#### What to produce:
Using the data beneath, show every line that includes the word "Midlevel".

#### Data for processing:
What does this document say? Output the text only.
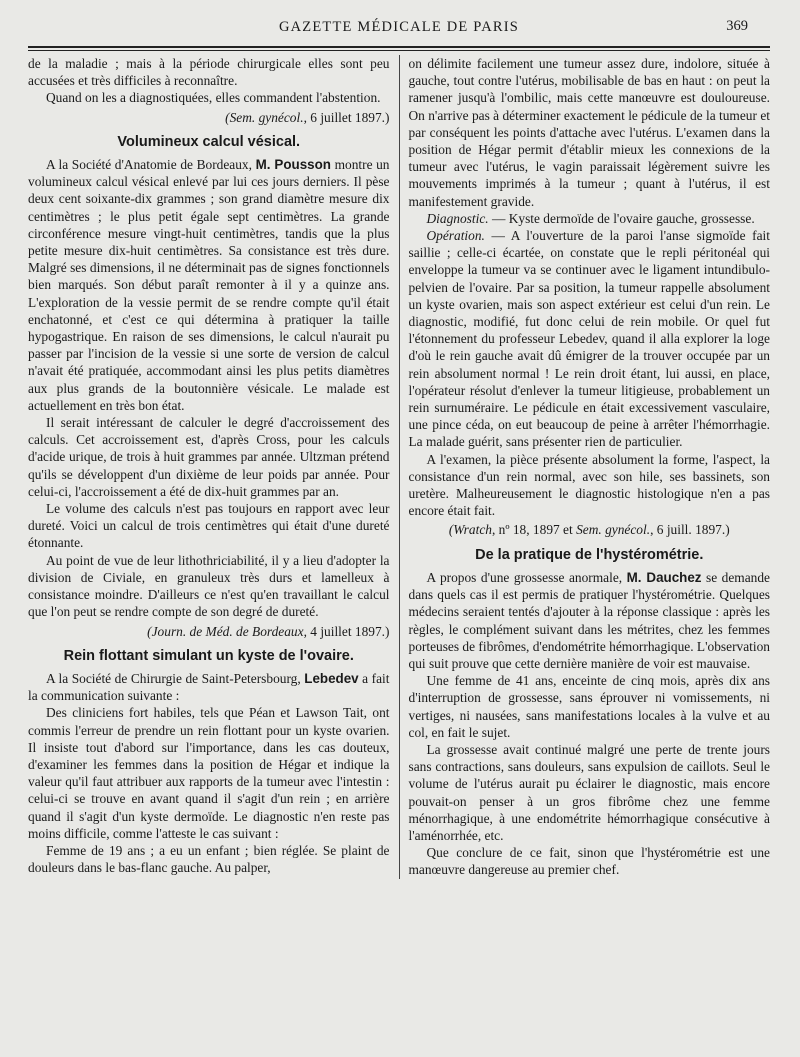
GAZETTE MÉDICALE DE PARIS	369

de la maladie ; mais à la période chirurgicale elles sont peu accusées et très difficiles à reconnaître.

Quand on les a diagnostiquées, elles commandent l'abstention.

(Sem. gynécol., 6 juillet 1897.)

Volumineux calcul vésical.

A la Société d'Anatomie de Bordeaux, M. Pousson montre un volumineux calcul vésical enlevé par lui ces jours derniers. Il pèse deux cent soixante-dix grammes ; son grand diamètre mesure dix centimètres ; le plus petit égale sept centimètres. La grande circonférence mesure vingt-huit centimètres, tandis que la plus petite mesure dix-huit centimètres. Sa consistance est très dure. Malgré ses dimensions, il ne déterminait pas de signes fonctionnels bien marqués. Son début paraît remonter à il y a quinze ans. L'exploration de la vessie permit de se rendre compte qu'il était enchatonné, et c'est ce qui détermina à pratiquer la taille hypogastrique. En raison de ses dimensions, le calcul n'aurait pu passer par l'incision de la vessie si une sorte de version de calcul n'avait été pratiquée, accommodant ainsi les plus petits diamètres aux plus grands de la boutonnière vésicale. Le malade est actuellement en très bon état.

Il serait intéressant de calculer le degré d'accroissement des calculs. Cet accroissement est, d'après Cross, pour les calculs d'acide urique, de trois à huit grammes par année. Ultzman prétend qu'ils se développent d'un dixième de leur poids par année. Pour celui-ci, l'accroissement a été de dix-huit grammes par an.

Le volume des calculs n'est pas toujours en rapport avec leur dureté. Voici un calcul de trois centimètres qui était d'une dureté étonnante.

Au point de vue de leur lithothriciabilité, il y a lieu d'adopter la division de Civiale, en granuleux très durs et lamelleux à consistance moindre. D'ailleurs ce n'est qu'en travaillant le calcul que l'on peut se rendre compte de son degré de dureté.

(Journ. de Méd. de Bordeaux, 4 juillet 1897.)

Rein flottant simulant un kyste de l'ovaire.

A la Société de Chirurgie de Saint-Petersbourg, Lebedev a fait la communication suivante :

Des cliniciens fort habiles, tels que Péan et Lawson Tait, ont commis l'erreur de prendre un rein flottant pour un kyste ovarien. Il insiste tout d'abord sur l'importance, dans les cas douteux, d'examiner les femmes dans la position de Hégar et indique la valeur qu'il faut attribuer aux rapports de la tumeur avec l'intestin : celui-ci se trouve en avant quand il s'agit d'un rein ; en arrière quand il s'agit d'un kyste dermoïde. Le diagnostic n'en reste pas moins difficile, comme l'atteste le cas suivant :

Femme de 19 ans ; a eu un enfant ; bien réglée. Se plaint de douleurs dans le bas-flanc gauche. Au palper,

on délimite facilement une tumeur assez dure, indolore, située à gauche, tout contre l'utérus, mobilisable de bas en haut : on peut la ramener jusqu'à l'ombilic, mais cette manœuvre est douloureuse. On n'arrive pas à déterminer exactement le pédicule de la tumeur et par conséquent les points d'attache avec l'utérus. L'examen dans la position de Hégar permit d'établir mieux les connexions de la tumeur avec l'utérus, le vagin paraissait légèrement suivre les mouvements imprimés à la tumeur ; quant à l'utérus, il est manifestement gravide.

Diagnostic. — Kyste dermoïde de l'ovaire gauche, grossesse.

Opération. — A l'ouverture de la paroi l'anse sigmoïde fait saillie ; celle-ci écartée, on constate que le repli péritonéal qui enveloppe la tumeur va se continuer avec le ligament intundibulo-pelvien de l'ovaire. Par sa position, la tumeur rappelle absolument un kyste ovarien, mais son aspect extérieur est celui d'un rein. Le diagnostic, modifié, fut donc celui de rein mobile. Or quel fut l'étonnement du professeur Lebedev, quand il alla explorer la loge d'où le rein gauche avait dû émigrer de la trouver occupée par un rein absolument normal ! Le rein droit étant, lui aussi, en place, l'opérateur résolut d'enlever la tumeur litigieuse, probablement un rein surnuméraire. Le pédicule en était excessivement vasculaire, une pince céda, on eut beaucoup de peine à arrêter l'hémorrhagie. La malade guérit, sans présenter rien de particulier.

A l'examen, la pièce présente absolument la forme, l'aspect, la consistance d'un rein normal, avec son hile, ses bassinets, son uretère. Malheureusement le diagnostic histologique n'en a pas encore était fait.

(Wratch, nº 18, 1897 et Sem. gynécol., 6 juill. 1897.)

De la pratique de l'hystérométrie.

A propos d'une grossesse anormale, M. Dauchez se demande dans quels cas il est permis de pratiquer l'hystérométrie. Quelques médecins seraient tentés d'ajouter à la réponse classique : après les règles, le complément suivant dans les métrites, chez les femmes porteuses de fibrômes, d'endométrite hémorrhagique. L'observation qui suit prouve que cette dernière manière de voir est mauvaise.

Une femme de 41 ans, enceinte de cinq mois, après dix ans d'interruption de grossesse, sans éprouver ni vomissements, ni vertiges, ni nausées, sans manifestations locales à la vulve et au col, en fait le sujet.

La grossesse avait continué malgré une perte de trente jours sans contractions, sans douleurs, sans expulsion de caillots. Seul le volume de l'utérus aurait pu éclairer le diagnostic, mais encore pouvait-on penser à un gros fibrôme chez une femme ménorrhagique, à une endométrite hémorrhagique consécutive à l'aménorrhée, etc.

Que conclure de ce fait, sinon que l'hystérométrie est une manœuvre dangereuse au premier chef.
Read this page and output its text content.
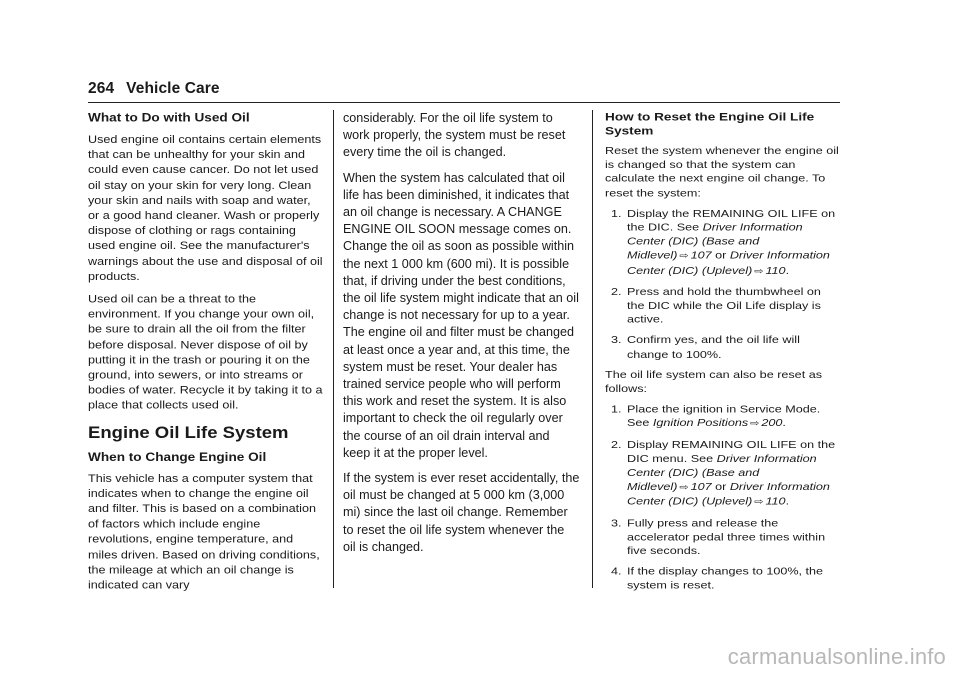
264 Vehicle Care
What to Do with Used Oil

Used engine oil contains certain elements that can be unhealthy for your skin and could even cause cancer. Do not let used oil stay on your skin for very long. Clean your skin and nails with soap and water, or a good hand cleaner. Wash or properly dispose of clothing or rags containing used engine oil. See the manufacturer's warnings about the use and disposal of oil products.

Used oil can be a threat to the environment. If you change your own oil, be sure to drain all the oil from the filter before disposal. Never dispose of oil by putting it in the trash or pouring it on the ground, into sewers, or into streams or bodies of water. Recycle it by taking it to a place that collects used oil.

Engine Oil Life System
When to Change Engine Oil

This vehicle has a computer system that indicates when to change the engine oil and filter. This is based on a combination of factors which include engine revolutions, engine temperature, and miles driven. Based on driving conditions, the mileage at which an oil change is indicated can vary

considerably. For the oil life system to work properly, the system must be reset every time the oil is changed.

When the system has calculated that oil life has been diminished, it indicates that an oil change is necessary. A CHANGE ENGINE OIL SOON message comes on. Change the oil as soon as possible within the next 1 000 km (600 mi). It is possible that, if driving under the best conditions, the oil life system might indicate that an oil change is not necessary for up to a year. The engine oil and filter must be changed at least once a year and, at this time, the system must be reset. Your dealer has trained service people who will perform this work and reset the system. It is also important to check the oil regularly over the course of an oil drain interval and keep it at the proper level.

If the system is ever reset accidentally, the oil must be changed at 5 000 km (3,000 mi) since the last oil change. Remember to reset the oil life system whenever the oil is changed.

How to Reset the Engine Oil Life System

Reset the system whenever the engine oil is changed so that the system can calculate the next engine oil change. To reset the system:

1. Display the REMAINING OIL LIFE on the DIC. See Driver Information Center (DIC) (Base and Midlevel) ⇨ 107 or Driver Information Center (DIC) (Uplevel) ⇨ 110.
2. Press and hold the thumbwheel on the DIC while the Oil Life display is active.
3. Confirm yes, and the oil life will change to 100%.

The oil life system can also be reset as follows:

1. Place the ignition in Service Mode. See Ignition Positions ⇨ 200.
2. Display REMAINING OIL LIFE on the DIC menu. See Driver Information Center (DIC) (Base and Midlevel) ⇨ 107 or Driver Information Center (DIC) (Uplevel) ⇨ 110.
3. Fully press and release the accelerator pedal three times within five seconds.
4. If the display changes to 100%, the system is reset.
carmanualsonline.info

#### Expected answer:
1. Display the REMAINING OIL LIFE on the DIC. See Driver Information Center (DIC) (Base and Midlevel) ⇨ 107 or Driver Information Center (DIC) (Uplevel) ⇨ 110.
2. Display REMAINING OIL LIFE on the DIC menu. See Driver Information Center (DIC) (Base and Midlevel) ⇨ 107 or Driver Information Center (DIC) (Uplevel) ⇨ 110.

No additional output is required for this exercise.